[Problem to work on]: Below are the records. List every line holding the word "requirements".

[Entries]:
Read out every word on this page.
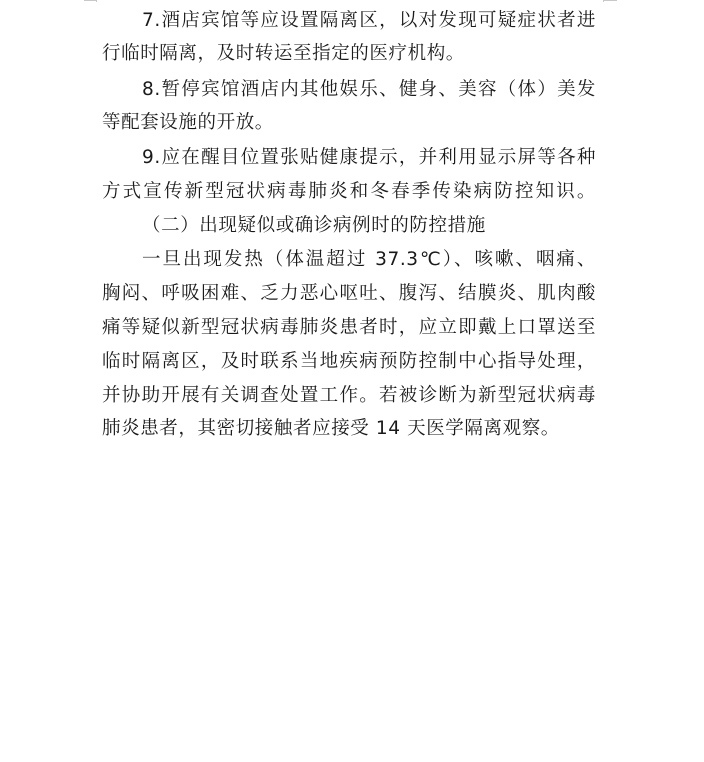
7.酒店宾馆等应设置隔离区，以对发现可疑症状者进
行临时隔离，及时转运至指定的医疗机构。
8.暂停宾馆酒店内其他娱乐、健身、美容（体）美发
等配套设施的开放。
9.应在醒目位置张贴健康提示，并利用显示屏等各种
方式宣传新型冠状病毒肺炎和冬春季传染病防控知识。
（二）出现疑似或确诊病例时的防控措施
一旦出现发热（体温超过 37.3℃）、咳嗽、咽痛、
胸闷、呼吸困难、乏力恶心呕吐、腹泻、结膜炎、肌肉酸
痛等疑似新型冠状病毒肺炎患者时，应立即戴上口罩送至
临时隔离区，及时联系当地疾病预防控制中心指导处理，
并协助开展有关调查处置工作。若被诊断为新型冠状病毒
肺炎患者，其密切接触者应接受 14 天医学隔离观察。
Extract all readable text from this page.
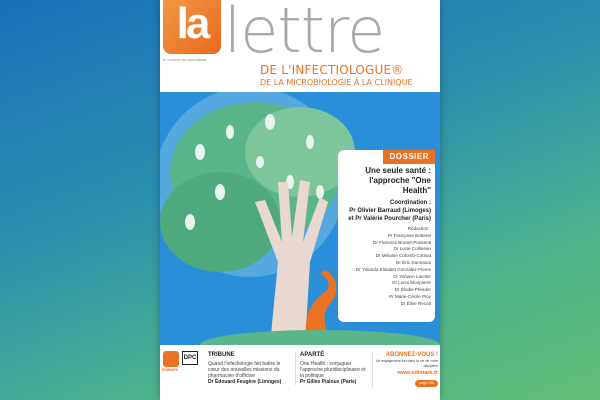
la
le courrier du spécialiste lettre
DE L'INFECTIOLOGUE®
DE LA MICROBIOLOGIE À LA CLINIQUE
DOSSIER
Une seule santé :
l'approche "One Health"
Coordination :
Pr Olivier Barraud (Limoges)
et Pr Valérie Pourcher (Paris)
Rédaction :
Pr Françoise Botterel
Dr Florence Brunet-Possenti
Dr Lucie Collineau
Dr Mélanie Colomb-Cotinat
Dr Éric Dannaoui
Dr Yolanda Elisabet González-Flores
Dr Yohann Lacotte
Dr Lorra Monpierre
Dr Élodie Pfender
Pr Marie-Cécile Ploy
Dr Élise Recalt
EDIMARK
DPC TRIBUNE
Quand l'infectiologie fait battre le cœur des nouvelles missions du pharmacien d'officine
Dr Édouard Feugère (Limoges)
APARTÉ
One Health : conjuguer l'approche pluridisciplinaire et la politique
Pr Gilles Pialoux (Paris)
ABONNEZ-VOUS !
Un engagement fort dans la vie de votre discipline
www.edimark.fr
page 230
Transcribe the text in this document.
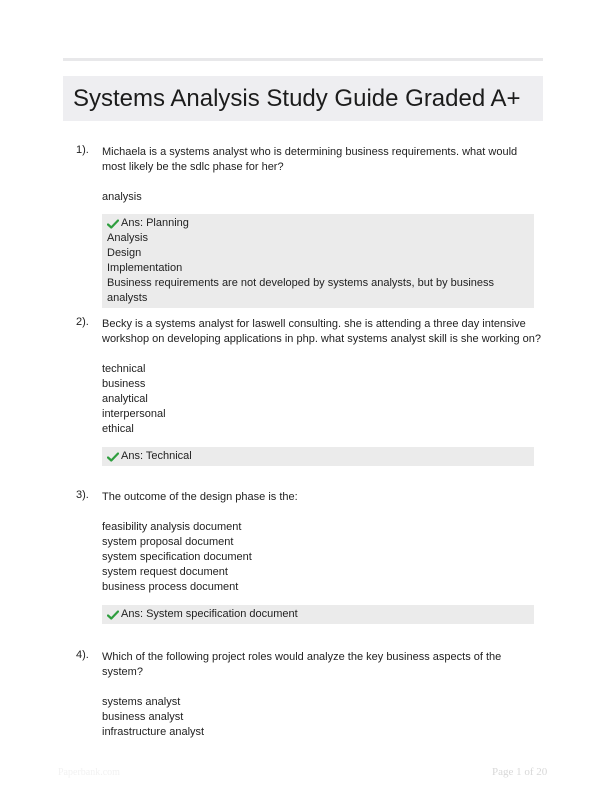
Systems Analysis Study Guide Graded A+
1). Michaela is a systems analyst who is determining business requirements. what would most likely be the sdlc phase for her?
analysis
Ans: Planning
Analysis
Design
Implementation
Business requirements are not developed by systems analysts, but by business analysts
2). Becky is a systems analyst for laswell consulting. she is attending a three day intensive workshop on developing applications in php. what systems analyst skill is she working on?
technical
business
analytical
interpersonal
ethical
Ans: Technical
3). The outcome of the design phase is the:
feasibility analysis document
system proposal document
system specification document
system request document
business process document
Ans: System specification document
4). Which of the following project roles would analyze the key business aspects of the system?
systems analyst
business analyst
infrastructure analyst
Paperbank.com	Page 1 of 20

[Written answer]:
1). Michaela is a systems analyst who is determining business requirements. what would most likely be the sdlc phase for her?
Business requirements are not developed by systems analysts, but by business analysts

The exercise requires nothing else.